*MATERIAL:*
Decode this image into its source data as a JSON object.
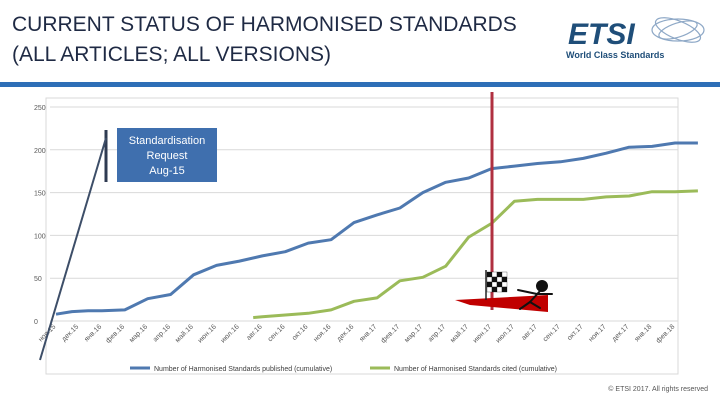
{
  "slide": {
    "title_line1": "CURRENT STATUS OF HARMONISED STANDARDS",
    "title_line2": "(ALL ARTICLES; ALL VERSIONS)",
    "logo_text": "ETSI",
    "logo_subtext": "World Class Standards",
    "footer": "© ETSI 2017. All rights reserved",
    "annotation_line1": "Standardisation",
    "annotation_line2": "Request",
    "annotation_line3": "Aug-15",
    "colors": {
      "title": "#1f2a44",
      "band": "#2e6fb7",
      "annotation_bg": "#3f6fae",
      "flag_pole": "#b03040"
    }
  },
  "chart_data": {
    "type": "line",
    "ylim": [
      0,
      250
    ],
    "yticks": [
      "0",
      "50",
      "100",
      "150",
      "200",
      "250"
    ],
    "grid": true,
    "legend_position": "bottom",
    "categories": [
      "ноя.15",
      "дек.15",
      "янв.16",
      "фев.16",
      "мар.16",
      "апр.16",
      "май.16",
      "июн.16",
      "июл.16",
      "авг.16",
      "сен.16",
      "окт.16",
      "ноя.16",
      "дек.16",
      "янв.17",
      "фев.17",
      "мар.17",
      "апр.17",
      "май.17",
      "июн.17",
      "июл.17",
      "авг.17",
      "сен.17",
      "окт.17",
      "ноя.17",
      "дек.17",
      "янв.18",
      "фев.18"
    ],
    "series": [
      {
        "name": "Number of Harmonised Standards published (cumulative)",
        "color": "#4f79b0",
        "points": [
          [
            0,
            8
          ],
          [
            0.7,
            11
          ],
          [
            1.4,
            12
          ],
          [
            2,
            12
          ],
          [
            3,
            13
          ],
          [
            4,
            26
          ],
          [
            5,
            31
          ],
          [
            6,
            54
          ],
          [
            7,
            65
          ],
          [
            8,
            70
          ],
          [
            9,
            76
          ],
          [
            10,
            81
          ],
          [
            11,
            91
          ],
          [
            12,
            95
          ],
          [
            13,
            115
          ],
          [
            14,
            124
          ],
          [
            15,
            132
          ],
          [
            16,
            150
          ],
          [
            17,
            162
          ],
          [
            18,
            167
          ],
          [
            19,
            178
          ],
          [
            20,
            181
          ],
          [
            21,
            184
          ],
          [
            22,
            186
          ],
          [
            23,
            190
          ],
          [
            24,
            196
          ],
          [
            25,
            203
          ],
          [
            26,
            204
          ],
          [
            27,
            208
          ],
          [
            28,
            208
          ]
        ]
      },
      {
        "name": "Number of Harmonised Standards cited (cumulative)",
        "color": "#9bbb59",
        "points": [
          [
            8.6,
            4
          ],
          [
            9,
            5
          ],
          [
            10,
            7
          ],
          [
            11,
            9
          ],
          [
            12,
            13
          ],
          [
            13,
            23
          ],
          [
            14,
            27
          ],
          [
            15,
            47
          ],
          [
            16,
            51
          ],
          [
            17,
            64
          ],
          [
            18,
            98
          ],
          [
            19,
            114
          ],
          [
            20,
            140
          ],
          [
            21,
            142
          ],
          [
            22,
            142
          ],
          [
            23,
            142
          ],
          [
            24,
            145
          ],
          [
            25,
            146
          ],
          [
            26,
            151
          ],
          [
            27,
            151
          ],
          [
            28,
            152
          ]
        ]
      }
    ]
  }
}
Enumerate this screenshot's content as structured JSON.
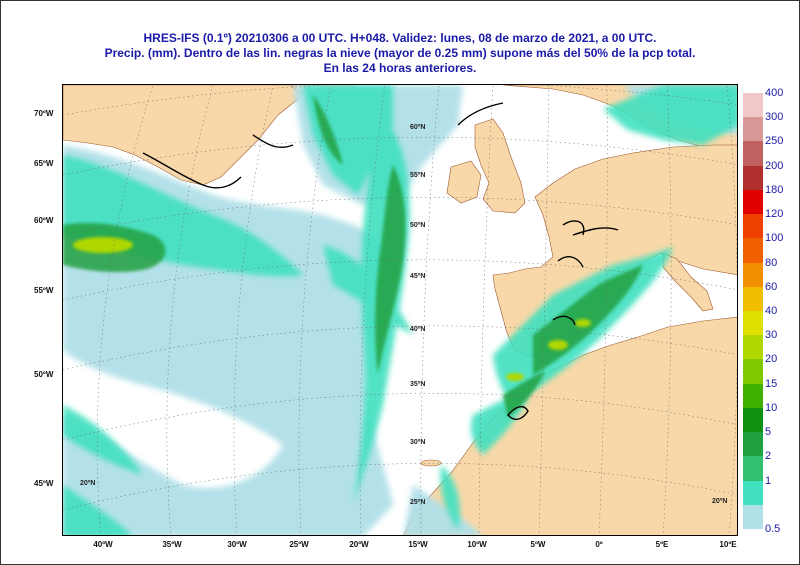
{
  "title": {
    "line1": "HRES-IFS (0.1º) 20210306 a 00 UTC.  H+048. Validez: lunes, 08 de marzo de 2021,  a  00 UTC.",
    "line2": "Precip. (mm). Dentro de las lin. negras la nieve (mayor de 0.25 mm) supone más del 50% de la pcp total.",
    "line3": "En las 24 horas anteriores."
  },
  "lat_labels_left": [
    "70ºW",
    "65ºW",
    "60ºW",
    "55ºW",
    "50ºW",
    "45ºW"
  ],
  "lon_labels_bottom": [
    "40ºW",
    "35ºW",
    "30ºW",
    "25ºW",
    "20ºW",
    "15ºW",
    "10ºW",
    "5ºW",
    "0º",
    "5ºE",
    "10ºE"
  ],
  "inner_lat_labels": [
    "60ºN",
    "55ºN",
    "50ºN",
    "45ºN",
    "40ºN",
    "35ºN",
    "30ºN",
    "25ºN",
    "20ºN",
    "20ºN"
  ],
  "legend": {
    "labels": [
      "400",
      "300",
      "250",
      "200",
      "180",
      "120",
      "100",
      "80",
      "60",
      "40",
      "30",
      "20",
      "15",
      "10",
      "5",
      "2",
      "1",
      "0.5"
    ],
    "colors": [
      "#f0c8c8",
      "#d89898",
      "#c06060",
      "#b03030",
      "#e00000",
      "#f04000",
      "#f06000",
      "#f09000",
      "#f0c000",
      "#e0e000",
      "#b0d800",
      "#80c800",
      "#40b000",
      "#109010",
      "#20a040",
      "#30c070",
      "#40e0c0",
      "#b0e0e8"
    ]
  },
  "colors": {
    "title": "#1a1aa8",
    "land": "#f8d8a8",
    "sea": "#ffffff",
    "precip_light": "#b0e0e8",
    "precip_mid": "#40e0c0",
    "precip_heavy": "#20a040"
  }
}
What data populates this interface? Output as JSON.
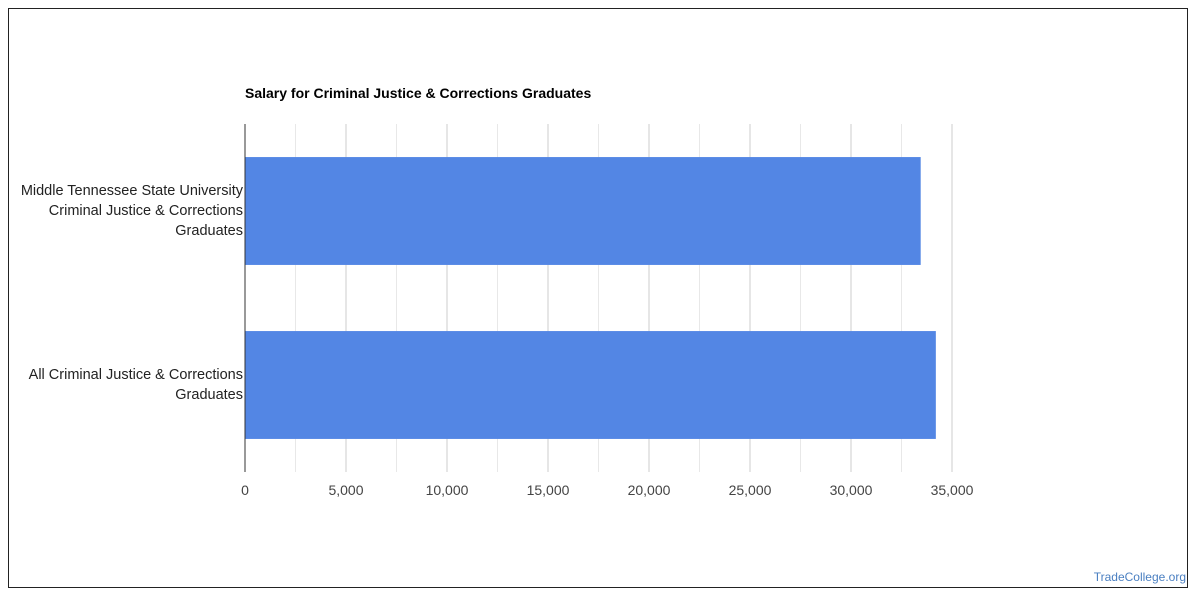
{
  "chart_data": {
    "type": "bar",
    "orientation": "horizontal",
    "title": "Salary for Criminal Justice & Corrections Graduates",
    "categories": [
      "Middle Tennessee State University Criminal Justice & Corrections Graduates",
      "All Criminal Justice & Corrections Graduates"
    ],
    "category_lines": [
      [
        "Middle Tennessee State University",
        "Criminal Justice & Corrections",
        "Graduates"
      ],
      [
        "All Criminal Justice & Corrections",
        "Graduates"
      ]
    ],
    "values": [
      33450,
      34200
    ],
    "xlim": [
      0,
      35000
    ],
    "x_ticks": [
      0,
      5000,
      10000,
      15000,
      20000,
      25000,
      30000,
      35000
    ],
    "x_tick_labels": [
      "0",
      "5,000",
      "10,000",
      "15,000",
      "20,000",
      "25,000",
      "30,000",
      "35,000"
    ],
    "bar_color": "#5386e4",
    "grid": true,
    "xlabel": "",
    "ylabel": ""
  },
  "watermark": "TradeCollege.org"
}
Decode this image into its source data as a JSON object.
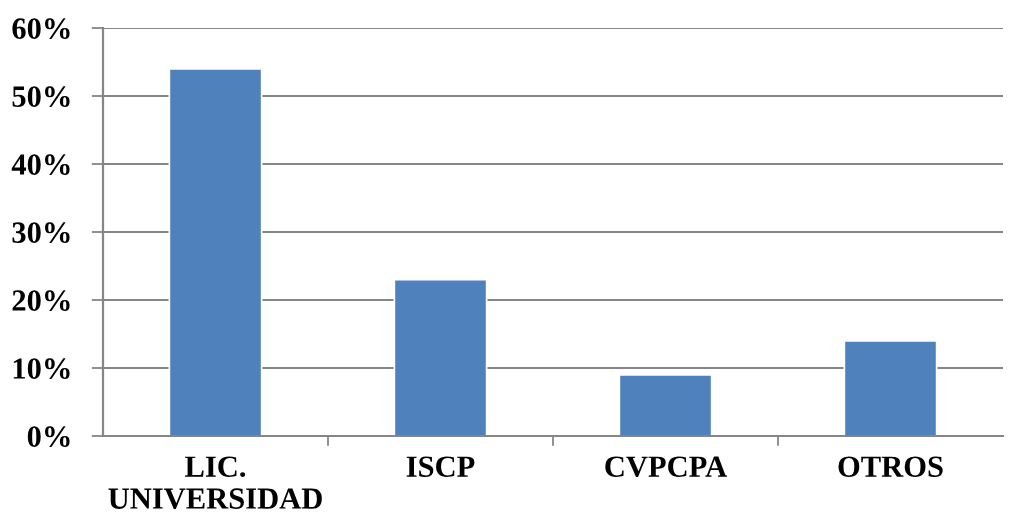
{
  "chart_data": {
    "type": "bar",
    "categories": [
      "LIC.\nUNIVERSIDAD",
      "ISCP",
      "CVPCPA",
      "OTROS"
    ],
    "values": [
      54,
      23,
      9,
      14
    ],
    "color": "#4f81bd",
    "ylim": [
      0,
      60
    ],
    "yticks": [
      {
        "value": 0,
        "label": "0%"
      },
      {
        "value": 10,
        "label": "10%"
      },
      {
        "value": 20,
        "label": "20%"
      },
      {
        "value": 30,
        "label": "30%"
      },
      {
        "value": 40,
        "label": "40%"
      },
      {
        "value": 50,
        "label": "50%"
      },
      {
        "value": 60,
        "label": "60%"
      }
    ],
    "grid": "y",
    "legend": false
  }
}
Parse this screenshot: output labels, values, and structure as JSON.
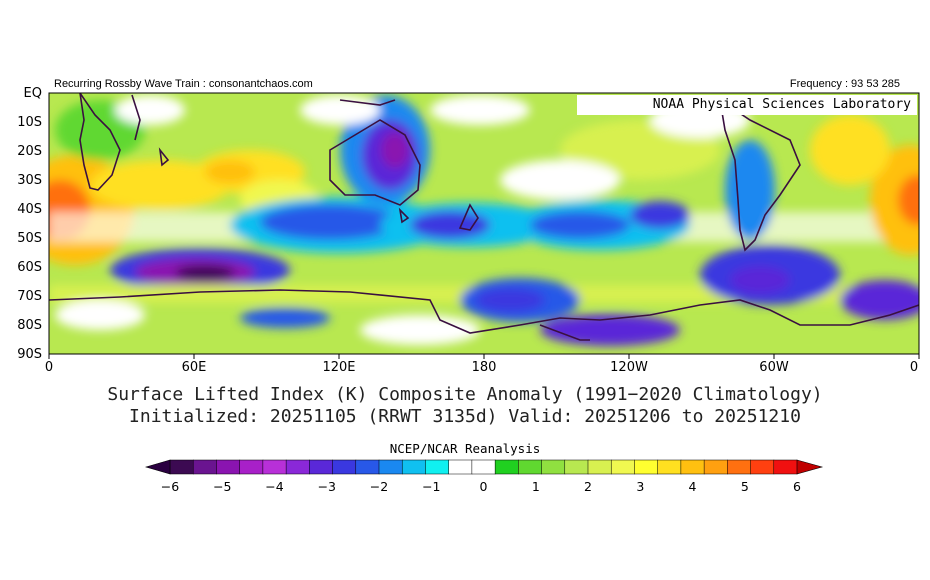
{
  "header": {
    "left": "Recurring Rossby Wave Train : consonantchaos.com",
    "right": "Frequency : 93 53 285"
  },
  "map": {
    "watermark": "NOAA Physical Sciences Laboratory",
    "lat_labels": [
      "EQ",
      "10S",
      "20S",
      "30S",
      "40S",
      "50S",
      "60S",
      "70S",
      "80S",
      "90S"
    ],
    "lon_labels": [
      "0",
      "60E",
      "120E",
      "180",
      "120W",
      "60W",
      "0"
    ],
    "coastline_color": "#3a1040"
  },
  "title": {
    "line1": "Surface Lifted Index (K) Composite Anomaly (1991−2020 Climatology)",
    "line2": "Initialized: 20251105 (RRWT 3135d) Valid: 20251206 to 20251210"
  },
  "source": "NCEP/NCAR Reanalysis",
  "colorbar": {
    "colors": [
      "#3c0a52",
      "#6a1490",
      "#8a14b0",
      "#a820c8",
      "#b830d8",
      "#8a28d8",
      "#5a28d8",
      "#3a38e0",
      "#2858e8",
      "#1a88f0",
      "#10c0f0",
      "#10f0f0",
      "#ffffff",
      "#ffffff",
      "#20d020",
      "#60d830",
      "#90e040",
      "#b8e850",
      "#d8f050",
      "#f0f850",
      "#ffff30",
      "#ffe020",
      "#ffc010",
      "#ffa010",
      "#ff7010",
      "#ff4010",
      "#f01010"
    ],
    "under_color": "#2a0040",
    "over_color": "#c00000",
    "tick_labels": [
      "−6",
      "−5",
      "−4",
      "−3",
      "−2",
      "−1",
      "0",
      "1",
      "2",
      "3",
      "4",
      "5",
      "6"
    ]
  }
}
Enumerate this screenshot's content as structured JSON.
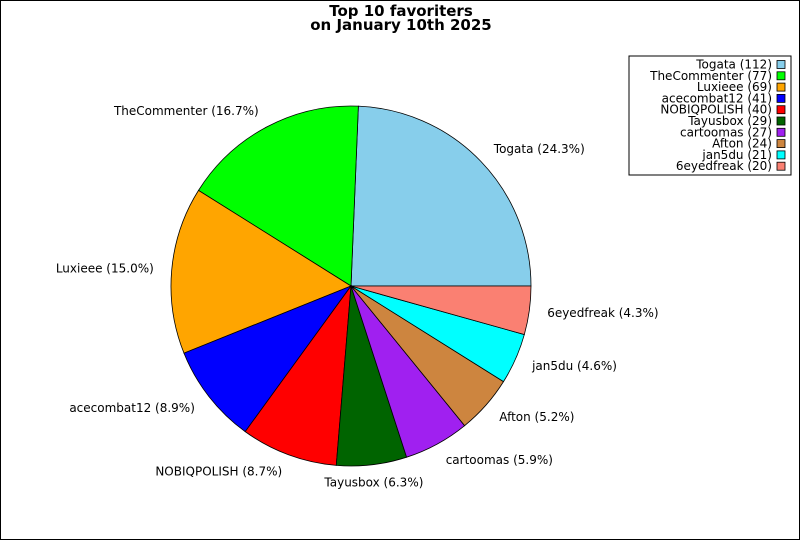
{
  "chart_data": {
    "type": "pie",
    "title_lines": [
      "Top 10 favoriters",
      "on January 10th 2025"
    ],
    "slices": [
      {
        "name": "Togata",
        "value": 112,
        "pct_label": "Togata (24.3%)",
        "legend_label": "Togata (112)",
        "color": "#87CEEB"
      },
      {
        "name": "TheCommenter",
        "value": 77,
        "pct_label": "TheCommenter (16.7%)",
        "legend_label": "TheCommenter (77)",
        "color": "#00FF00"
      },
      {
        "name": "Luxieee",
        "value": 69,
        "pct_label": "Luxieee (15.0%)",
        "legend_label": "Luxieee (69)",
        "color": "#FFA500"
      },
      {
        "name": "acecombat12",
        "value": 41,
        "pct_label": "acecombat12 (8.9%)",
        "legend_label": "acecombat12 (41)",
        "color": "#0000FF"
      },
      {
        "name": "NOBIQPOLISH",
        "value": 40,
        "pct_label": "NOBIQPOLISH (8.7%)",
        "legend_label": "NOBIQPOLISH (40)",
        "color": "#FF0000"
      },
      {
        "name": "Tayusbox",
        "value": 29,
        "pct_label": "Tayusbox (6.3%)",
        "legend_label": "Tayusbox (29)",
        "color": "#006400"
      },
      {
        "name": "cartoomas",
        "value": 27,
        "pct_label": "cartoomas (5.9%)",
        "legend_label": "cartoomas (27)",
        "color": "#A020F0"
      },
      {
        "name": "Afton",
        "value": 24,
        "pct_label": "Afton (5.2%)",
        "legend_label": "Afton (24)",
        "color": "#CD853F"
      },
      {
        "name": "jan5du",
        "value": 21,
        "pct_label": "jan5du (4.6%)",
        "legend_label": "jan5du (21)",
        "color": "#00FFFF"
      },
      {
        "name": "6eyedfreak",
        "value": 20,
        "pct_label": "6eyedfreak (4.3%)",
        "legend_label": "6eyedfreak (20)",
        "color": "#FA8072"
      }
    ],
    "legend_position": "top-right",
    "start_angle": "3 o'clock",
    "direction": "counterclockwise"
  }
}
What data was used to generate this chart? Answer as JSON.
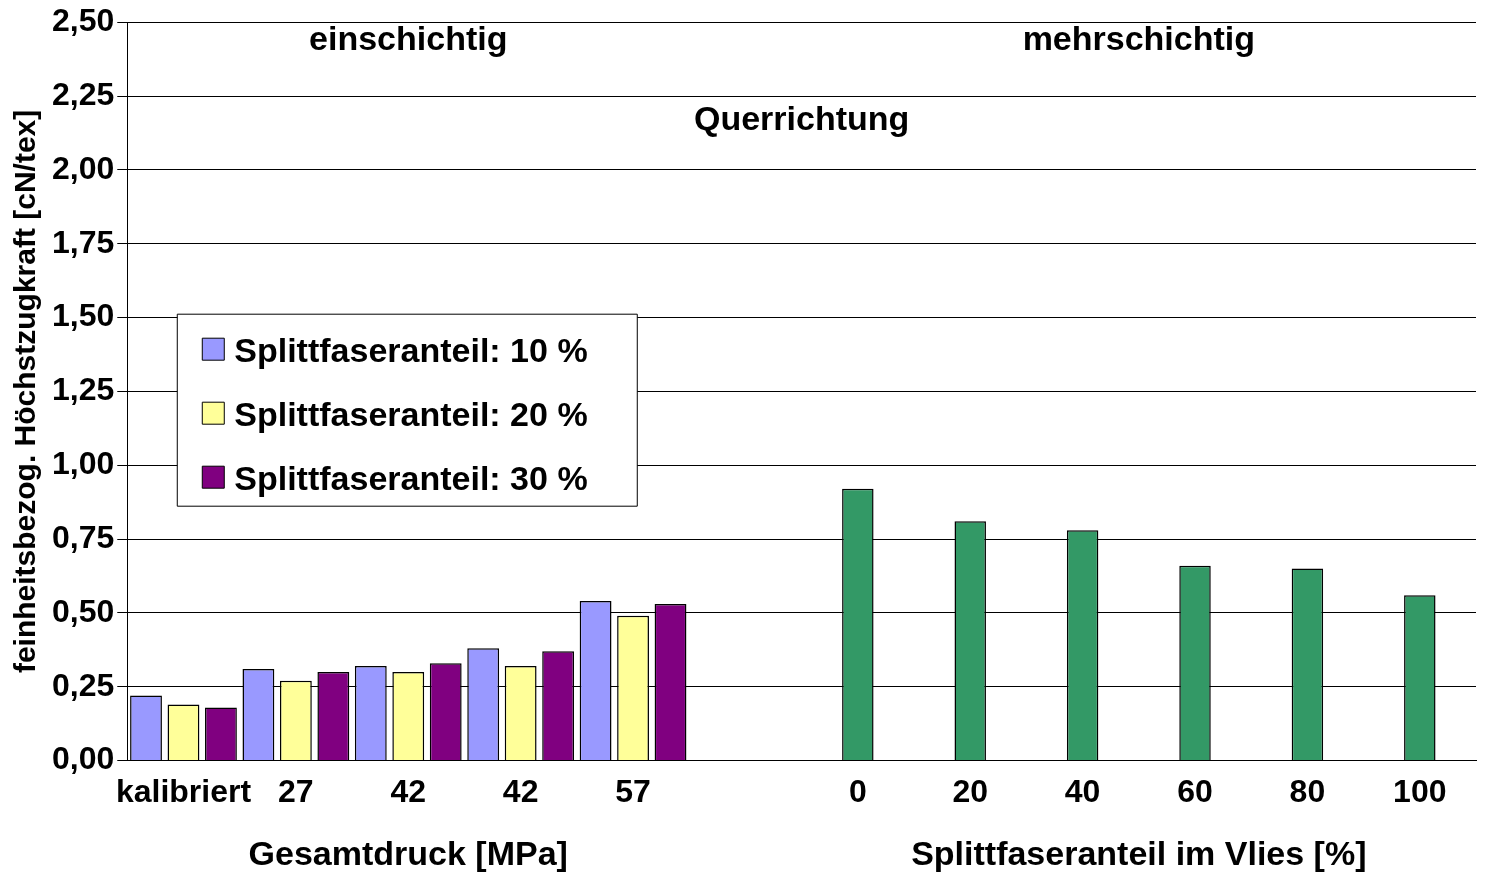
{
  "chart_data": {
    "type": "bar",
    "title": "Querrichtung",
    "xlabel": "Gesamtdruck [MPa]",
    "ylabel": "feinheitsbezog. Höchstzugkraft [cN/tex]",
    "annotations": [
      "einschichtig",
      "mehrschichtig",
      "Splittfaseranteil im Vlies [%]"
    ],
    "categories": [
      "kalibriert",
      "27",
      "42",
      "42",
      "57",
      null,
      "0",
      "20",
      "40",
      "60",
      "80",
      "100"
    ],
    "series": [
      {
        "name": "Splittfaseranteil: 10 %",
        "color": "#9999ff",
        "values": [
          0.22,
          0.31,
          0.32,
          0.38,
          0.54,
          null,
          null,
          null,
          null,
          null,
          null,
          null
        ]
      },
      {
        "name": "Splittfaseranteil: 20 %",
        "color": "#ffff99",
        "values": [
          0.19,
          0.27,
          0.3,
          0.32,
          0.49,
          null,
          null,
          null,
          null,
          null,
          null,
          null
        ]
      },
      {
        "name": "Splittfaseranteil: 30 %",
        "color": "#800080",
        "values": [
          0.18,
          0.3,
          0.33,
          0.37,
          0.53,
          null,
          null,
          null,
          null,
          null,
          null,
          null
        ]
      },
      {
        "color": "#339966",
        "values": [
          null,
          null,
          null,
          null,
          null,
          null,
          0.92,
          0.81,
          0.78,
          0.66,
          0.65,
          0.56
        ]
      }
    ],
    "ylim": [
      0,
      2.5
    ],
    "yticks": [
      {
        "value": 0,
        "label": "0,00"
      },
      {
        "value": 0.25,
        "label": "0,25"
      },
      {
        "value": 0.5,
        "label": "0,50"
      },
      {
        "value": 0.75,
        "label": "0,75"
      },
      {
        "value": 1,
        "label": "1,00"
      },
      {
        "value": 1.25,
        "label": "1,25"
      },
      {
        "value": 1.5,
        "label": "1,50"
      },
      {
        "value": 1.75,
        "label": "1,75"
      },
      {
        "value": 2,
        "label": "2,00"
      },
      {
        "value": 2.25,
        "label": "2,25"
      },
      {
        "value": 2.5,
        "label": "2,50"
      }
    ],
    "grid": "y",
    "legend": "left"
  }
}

*GIVEN REQUEST:*
Pick out and copy the lines of the entries that hold the string "University".

*EXERCISE ANSWER:*
      "Middle Tennessee State University Criminal Justice & Corrections Graduates",
        "Middle Tennessee State University",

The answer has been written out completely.